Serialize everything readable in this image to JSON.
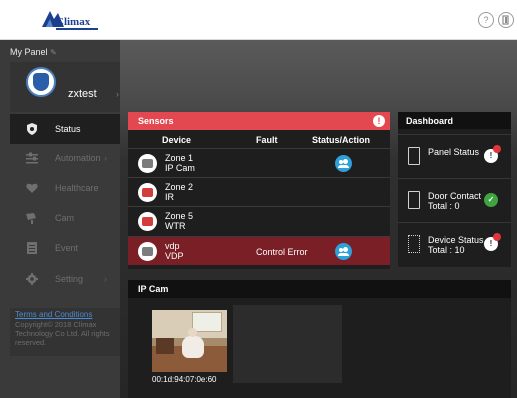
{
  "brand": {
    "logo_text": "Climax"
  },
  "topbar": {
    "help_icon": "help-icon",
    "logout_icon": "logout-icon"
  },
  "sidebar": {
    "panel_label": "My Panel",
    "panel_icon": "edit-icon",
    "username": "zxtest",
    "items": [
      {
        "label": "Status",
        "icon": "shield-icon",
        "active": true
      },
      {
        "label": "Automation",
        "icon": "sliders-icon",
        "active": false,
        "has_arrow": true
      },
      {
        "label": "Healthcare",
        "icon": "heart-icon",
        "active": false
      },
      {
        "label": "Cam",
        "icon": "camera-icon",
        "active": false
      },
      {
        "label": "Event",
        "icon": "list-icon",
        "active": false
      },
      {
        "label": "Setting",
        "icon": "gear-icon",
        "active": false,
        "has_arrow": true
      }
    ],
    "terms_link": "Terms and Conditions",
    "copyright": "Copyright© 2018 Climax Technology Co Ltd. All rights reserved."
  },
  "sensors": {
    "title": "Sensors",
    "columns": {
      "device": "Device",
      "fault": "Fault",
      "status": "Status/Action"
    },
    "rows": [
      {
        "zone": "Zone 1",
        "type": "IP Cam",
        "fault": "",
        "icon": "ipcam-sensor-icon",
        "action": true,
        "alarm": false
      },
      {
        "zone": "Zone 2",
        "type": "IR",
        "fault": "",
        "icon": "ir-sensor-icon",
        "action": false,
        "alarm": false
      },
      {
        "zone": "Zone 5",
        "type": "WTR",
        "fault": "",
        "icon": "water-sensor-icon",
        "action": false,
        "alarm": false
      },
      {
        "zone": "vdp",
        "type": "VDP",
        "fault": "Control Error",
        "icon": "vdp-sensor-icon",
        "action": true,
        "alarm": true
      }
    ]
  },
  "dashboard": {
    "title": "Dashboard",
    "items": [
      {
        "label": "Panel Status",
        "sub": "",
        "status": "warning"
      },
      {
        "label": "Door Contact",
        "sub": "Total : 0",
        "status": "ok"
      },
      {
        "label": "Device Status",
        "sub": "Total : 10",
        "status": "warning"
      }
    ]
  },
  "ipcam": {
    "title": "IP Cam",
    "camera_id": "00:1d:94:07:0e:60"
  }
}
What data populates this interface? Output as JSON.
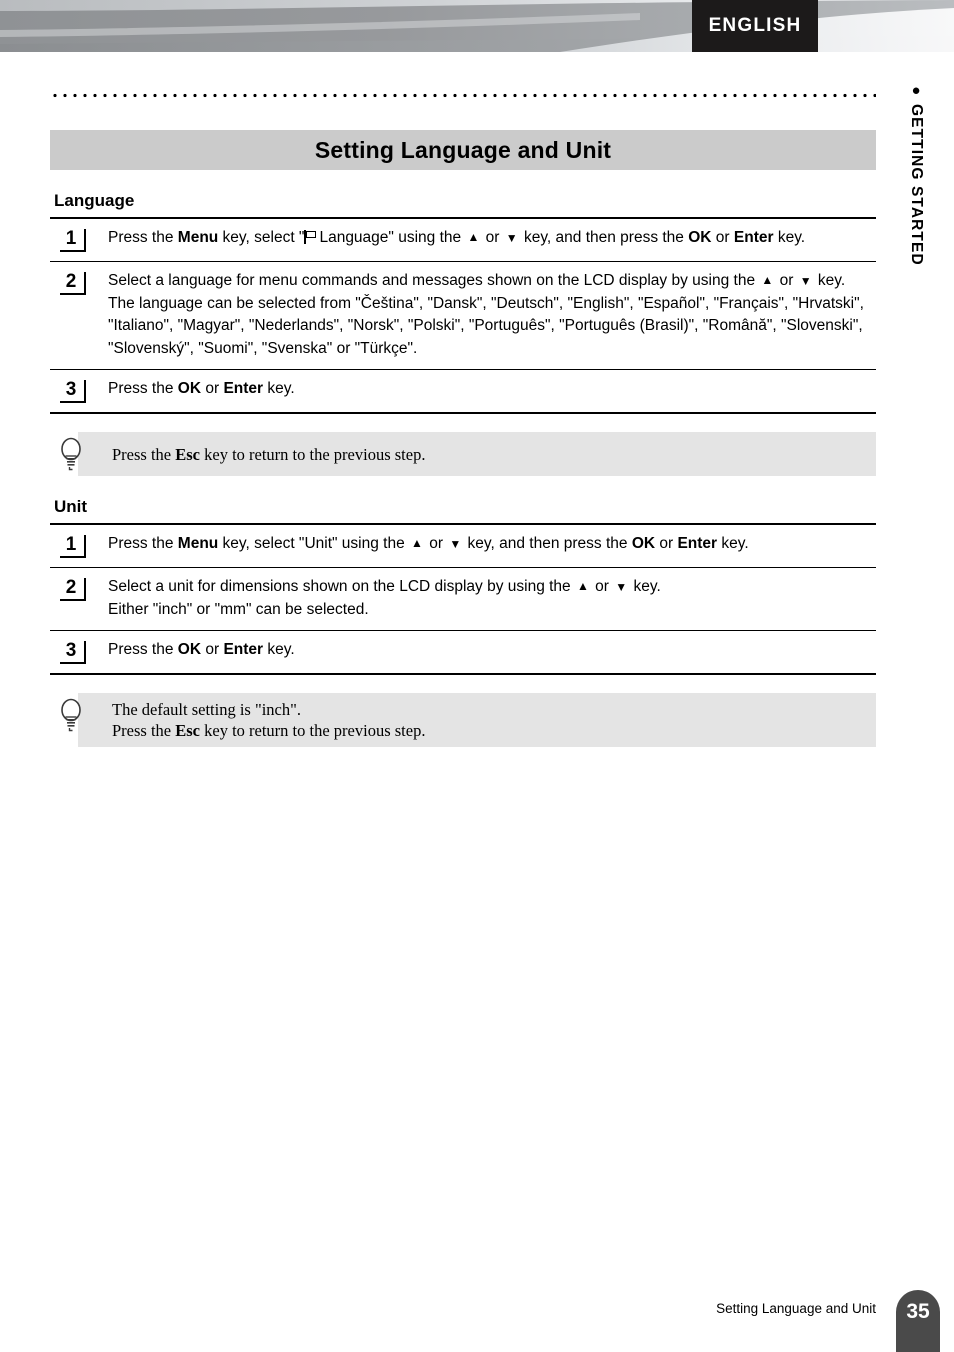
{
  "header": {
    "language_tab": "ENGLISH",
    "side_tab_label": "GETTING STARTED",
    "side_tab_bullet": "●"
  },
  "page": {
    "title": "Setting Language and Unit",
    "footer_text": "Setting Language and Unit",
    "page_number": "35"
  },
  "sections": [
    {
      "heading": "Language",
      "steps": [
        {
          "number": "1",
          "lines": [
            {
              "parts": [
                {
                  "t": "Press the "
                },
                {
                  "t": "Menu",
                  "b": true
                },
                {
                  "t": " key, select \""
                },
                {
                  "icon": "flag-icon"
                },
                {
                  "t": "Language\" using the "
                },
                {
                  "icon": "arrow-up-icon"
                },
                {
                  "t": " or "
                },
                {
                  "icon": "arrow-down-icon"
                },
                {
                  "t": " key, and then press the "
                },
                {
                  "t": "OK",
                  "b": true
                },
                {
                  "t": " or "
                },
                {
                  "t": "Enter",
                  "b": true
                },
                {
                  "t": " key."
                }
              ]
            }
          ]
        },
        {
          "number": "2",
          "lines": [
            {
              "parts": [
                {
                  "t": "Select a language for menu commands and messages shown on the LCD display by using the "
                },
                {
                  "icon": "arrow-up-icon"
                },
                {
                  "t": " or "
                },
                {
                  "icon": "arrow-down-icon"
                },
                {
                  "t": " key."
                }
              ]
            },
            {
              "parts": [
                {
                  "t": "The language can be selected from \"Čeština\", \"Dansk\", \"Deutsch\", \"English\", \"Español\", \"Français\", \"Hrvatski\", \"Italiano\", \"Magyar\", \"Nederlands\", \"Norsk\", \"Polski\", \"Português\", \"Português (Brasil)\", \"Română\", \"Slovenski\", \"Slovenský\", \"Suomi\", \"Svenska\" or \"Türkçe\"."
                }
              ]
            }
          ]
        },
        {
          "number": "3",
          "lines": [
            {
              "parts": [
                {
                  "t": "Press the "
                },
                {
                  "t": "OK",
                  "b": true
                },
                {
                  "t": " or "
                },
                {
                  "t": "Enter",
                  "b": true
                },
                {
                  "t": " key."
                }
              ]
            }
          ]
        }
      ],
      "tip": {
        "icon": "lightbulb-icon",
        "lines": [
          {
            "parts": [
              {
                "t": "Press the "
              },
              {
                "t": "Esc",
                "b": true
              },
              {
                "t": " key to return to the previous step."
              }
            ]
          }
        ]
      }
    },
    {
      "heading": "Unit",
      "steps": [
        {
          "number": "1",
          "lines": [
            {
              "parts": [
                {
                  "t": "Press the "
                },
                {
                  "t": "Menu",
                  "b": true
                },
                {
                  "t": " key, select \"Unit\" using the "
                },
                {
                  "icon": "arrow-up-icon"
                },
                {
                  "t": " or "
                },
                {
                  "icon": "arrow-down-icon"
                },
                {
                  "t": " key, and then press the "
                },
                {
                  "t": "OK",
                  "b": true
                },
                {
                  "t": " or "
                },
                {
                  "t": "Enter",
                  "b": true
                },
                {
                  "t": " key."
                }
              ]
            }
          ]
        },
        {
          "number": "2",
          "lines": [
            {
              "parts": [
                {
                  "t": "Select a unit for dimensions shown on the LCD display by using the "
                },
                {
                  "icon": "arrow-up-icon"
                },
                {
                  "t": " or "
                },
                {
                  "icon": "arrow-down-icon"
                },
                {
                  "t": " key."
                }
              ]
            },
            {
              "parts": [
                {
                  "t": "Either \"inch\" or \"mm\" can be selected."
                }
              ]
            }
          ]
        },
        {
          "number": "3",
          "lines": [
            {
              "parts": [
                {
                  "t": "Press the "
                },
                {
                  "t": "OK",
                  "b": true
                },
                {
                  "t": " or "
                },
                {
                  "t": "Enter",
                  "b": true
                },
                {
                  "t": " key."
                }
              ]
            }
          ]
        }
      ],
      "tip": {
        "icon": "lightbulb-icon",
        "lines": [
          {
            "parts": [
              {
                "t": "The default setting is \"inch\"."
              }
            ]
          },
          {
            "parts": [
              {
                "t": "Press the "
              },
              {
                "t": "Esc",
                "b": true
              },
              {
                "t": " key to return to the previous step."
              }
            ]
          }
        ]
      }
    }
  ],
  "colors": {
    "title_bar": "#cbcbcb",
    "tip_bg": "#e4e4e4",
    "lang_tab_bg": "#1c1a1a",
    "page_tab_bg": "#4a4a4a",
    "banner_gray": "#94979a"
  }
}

************

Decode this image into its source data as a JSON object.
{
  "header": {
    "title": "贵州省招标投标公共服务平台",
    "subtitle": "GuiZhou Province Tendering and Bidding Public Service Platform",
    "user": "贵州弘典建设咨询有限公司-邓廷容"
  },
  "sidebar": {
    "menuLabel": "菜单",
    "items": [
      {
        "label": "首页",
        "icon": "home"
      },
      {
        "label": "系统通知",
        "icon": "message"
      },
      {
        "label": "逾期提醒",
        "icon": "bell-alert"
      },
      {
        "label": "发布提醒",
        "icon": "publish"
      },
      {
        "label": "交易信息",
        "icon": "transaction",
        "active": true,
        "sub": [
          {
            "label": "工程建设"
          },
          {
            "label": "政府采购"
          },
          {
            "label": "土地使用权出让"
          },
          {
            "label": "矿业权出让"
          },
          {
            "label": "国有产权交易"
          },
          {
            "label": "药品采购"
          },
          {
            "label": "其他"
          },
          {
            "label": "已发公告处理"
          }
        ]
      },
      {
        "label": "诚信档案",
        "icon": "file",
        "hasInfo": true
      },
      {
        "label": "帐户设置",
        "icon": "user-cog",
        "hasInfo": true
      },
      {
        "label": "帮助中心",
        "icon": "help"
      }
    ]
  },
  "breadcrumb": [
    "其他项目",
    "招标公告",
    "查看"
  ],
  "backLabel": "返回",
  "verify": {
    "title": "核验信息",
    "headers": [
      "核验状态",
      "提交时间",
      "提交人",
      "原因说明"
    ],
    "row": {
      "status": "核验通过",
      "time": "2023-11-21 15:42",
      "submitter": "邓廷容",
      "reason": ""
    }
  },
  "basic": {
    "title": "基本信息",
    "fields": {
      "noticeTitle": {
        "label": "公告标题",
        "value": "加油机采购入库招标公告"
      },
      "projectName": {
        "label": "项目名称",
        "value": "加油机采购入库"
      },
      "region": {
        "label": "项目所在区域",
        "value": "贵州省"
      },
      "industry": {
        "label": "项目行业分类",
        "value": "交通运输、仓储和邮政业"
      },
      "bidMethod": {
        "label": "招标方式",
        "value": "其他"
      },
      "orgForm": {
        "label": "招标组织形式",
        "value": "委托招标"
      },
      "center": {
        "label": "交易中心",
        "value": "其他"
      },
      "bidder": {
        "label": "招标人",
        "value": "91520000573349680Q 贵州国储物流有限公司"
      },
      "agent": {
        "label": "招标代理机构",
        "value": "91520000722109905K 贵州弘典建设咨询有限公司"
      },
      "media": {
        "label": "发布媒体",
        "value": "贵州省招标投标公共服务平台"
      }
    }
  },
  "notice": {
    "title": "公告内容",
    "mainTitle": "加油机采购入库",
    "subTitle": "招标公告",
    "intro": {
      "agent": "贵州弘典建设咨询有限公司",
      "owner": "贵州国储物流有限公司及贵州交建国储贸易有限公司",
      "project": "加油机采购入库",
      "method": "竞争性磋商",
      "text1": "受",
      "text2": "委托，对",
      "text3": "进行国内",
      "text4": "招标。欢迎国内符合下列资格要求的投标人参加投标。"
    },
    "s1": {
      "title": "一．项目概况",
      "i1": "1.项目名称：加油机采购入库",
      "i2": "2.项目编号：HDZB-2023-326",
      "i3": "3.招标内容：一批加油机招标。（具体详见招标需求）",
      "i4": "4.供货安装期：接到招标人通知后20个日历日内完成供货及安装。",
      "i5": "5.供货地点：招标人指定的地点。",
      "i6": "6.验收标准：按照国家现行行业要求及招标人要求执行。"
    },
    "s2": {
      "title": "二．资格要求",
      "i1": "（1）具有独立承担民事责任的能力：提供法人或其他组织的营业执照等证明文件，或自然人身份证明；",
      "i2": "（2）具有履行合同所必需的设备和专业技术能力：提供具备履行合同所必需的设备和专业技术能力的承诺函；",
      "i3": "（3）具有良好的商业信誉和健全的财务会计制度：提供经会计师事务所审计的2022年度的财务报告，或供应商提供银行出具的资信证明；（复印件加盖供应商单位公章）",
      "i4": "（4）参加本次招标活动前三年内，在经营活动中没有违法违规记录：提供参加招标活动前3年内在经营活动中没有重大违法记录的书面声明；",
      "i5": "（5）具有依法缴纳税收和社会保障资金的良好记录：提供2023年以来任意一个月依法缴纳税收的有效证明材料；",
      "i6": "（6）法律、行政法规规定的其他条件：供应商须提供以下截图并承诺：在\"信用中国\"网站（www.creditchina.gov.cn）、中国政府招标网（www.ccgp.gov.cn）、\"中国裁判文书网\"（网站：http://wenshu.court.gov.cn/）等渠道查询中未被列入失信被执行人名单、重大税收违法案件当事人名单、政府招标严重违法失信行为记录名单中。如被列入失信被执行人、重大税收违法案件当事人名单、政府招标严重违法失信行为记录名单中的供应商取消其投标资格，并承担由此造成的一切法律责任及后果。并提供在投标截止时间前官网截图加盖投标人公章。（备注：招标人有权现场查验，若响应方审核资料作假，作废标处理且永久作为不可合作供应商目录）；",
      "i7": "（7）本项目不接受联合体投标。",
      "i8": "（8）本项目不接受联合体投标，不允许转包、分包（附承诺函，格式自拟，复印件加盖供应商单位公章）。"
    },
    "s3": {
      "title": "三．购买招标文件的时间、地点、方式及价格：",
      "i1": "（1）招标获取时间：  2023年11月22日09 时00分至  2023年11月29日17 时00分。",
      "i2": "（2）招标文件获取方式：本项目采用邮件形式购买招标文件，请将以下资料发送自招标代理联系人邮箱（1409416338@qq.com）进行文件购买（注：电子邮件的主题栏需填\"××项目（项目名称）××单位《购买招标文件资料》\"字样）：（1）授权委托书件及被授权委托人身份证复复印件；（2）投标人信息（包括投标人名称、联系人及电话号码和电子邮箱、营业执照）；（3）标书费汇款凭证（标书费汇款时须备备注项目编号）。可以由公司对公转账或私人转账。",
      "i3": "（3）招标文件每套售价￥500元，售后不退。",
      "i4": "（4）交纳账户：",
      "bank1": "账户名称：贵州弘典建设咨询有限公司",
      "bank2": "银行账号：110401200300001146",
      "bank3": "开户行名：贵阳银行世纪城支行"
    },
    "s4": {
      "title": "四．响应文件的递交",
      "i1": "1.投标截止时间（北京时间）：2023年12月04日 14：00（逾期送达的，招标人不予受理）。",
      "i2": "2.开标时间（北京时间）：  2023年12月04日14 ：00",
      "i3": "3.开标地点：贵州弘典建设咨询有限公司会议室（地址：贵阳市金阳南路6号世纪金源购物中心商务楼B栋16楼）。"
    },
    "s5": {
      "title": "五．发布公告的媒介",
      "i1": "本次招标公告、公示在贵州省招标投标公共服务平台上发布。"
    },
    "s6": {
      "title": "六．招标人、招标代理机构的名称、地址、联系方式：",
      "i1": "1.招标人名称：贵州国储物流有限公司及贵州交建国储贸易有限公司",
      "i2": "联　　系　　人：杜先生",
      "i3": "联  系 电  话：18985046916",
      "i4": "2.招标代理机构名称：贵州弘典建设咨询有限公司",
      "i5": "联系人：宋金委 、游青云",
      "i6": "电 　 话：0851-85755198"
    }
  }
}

************

The request >> Go through the material line by line. Show each line that contains the string "data".

Solved problem >>
What data populates this interface? Output as JSON.
Decode this image into its source data as a JSON object.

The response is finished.